• _What the task requires_: Pictures aside, write out every record exactly as it appears.

• _Data in this exercise_:

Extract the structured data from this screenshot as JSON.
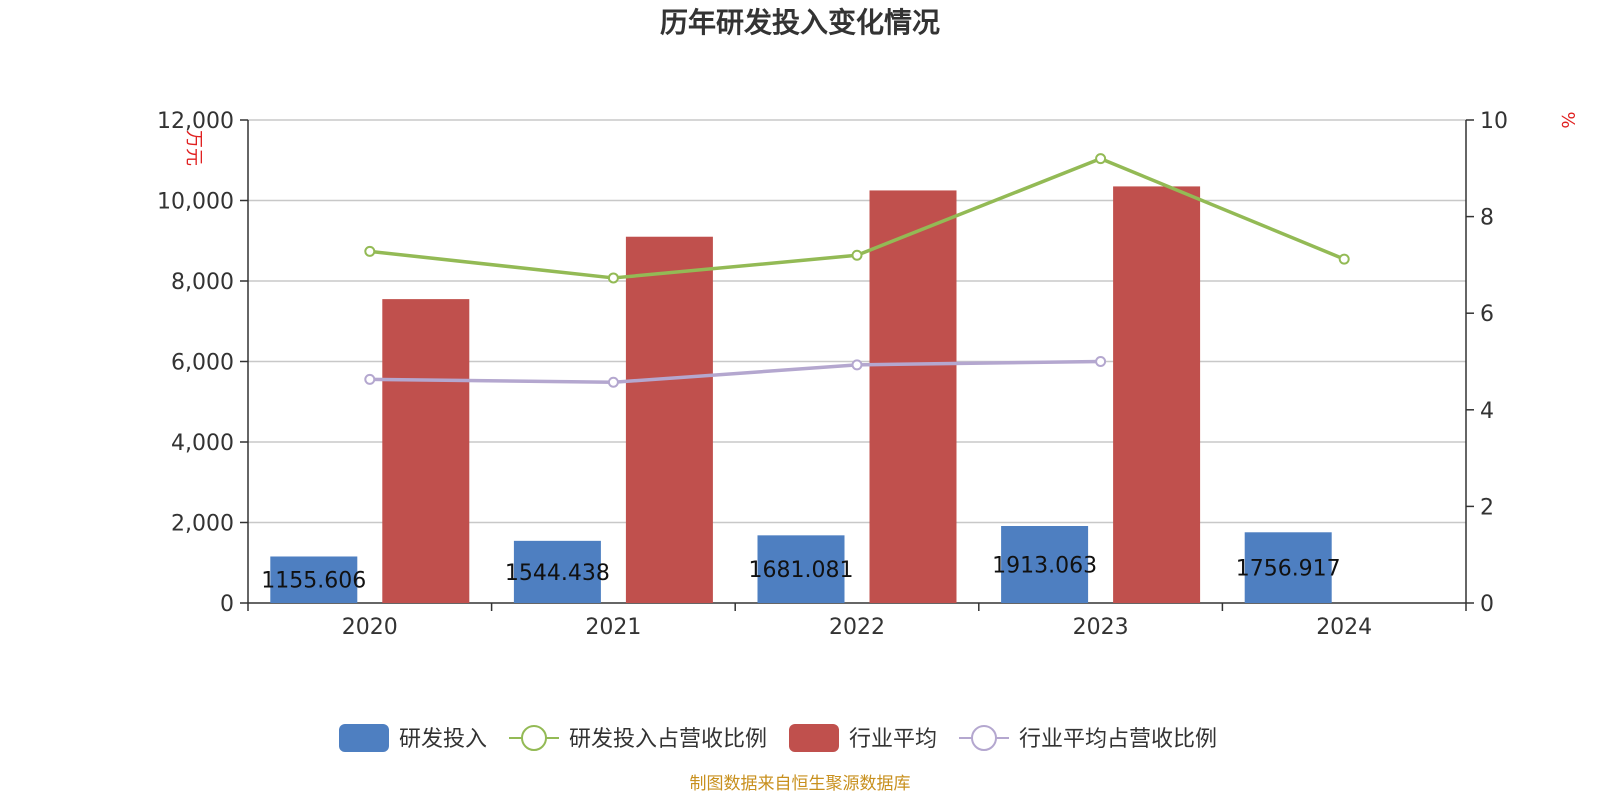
{
  "chart_data": {
    "type": "bar",
    "title": "历年研发投入变化情况",
    "categories": [
      "2020",
      "2021",
      "2022",
      "2023",
      "2024"
    ],
    "y_left": {
      "unit": "万元",
      "ylim": [
        0,
        12000
      ],
      "ticks": [
        0,
        2000,
        4000,
        6000,
        8000,
        10000,
        12000
      ],
      "tick_labels": [
        "0",
        "2,000",
        "4,000",
        "6,000",
        "8,000",
        "10,000",
        "12,000"
      ]
    },
    "y_right": {
      "unit": "%",
      "ylim": [
        0,
        10
      ],
      "ticks": [
        0,
        2,
        4,
        6,
        8,
        10
      ],
      "tick_labels": [
        "0",
        "2",
        "4",
        "6",
        "8",
        "10"
      ]
    },
    "grid": true,
    "legend_position": "bottom",
    "series": [
      {
        "name": "研发投入",
        "kind": "bar",
        "axis": "left",
        "color": "#4e7fc1",
        "values": [
          1155.606,
          1544.438,
          1681.081,
          1913.063,
          1756.917
        ],
        "labels": [
          "1155.606",
          "1544.438",
          "1681.081",
          "1913.063",
          "1756.917"
        ]
      },
      {
        "name": "研发投入占营收比例",
        "kind": "line",
        "axis": "right",
        "color": "#93ba55",
        "values": [
          7.28,
          6.73,
          7.2,
          9.2,
          7.12
        ]
      },
      {
        "name": "行业平均",
        "kind": "bar",
        "axis": "left",
        "color": "#c0504d",
        "values": [
          7550,
          9100,
          10250,
          10350,
          null
        ]
      },
      {
        "name": "行业平均占营收比例",
        "kind": "line",
        "axis": "right",
        "color": "#b4a7cf",
        "values": [
          4.63,
          4.57,
          4.93,
          5.0,
          null
        ]
      }
    ]
  },
  "source": "制图数据来自恒生聚源数据库"
}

• _Response to the task_:
Extract the structured data from this screenshot as JSON.
{
  "chart_data": {
    "type": "bar",
    "title": "历年研发投入变化情况",
    "categories": [
      "2020",
      "2021",
      "2022",
      "2023",
      "2024"
    ],
    "y_left": {
      "unit": "万元",
      "ylim": [
        0,
        12000
      ],
      "ticks": [
        0,
        2000,
        4000,
        6000,
        8000,
        10000,
        12000
      ],
      "tick_labels": [
        "0",
        "2,000",
        "4,000",
        "6,000",
        "8,000",
        "10,000",
        "12,000"
      ]
    },
    "y_right": {
      "unit": "%",
      "ylim": [
        0,
        10
      ],
      "ticks": [
        0,
        2,
        4,
        6,
        8,
        10
      ],
      "tick_labels": [
        "0",
        "2",
        "4",
        "6",
        "8",
        "10"
      ]
    },
    "grid": true,
    "legend_position": "bottom",
    "series": [
      {
        "name": "研发投入",
        "kind": "bar",
        "axis": "left",
        "color": "#4e7fc1",
        "values": [
          1155.606,
          1544.438,
          1681.081,
          1913.063,
          1756.917
        ],
        "labels": [
          "1155.606",
          "1544.438",
          "1681.081",
          "1913.063",
          "1756.917"
        ]
      },
      {
        "name": "研发投入占营收比例",
        "kind": "line",
        "axis": "right",
        "color": "#93ba55",
        "values": [
          7.28,
          6.73,
          7.2,
          9.2,
          7.12
        ]
      },
      {
        "name": "行业平均",
        "kind": "bar",
        "axis": "left",
        "color": "#c0504d",
        "values": [
          7550,
          9100,
          10250,
          10350,
          null
        ]
      },
      {
        "name": "行业平均占营收比例",
        "kind": "line",
        "axis": "right",
        "color": "#b4a7cf",
        "values": [
          4.63,
          4.57,
          4.93,
          5.0,
          null
        ]
      }
    ]
  },
  "source": "制图数据来自恒生聚源数据库"
}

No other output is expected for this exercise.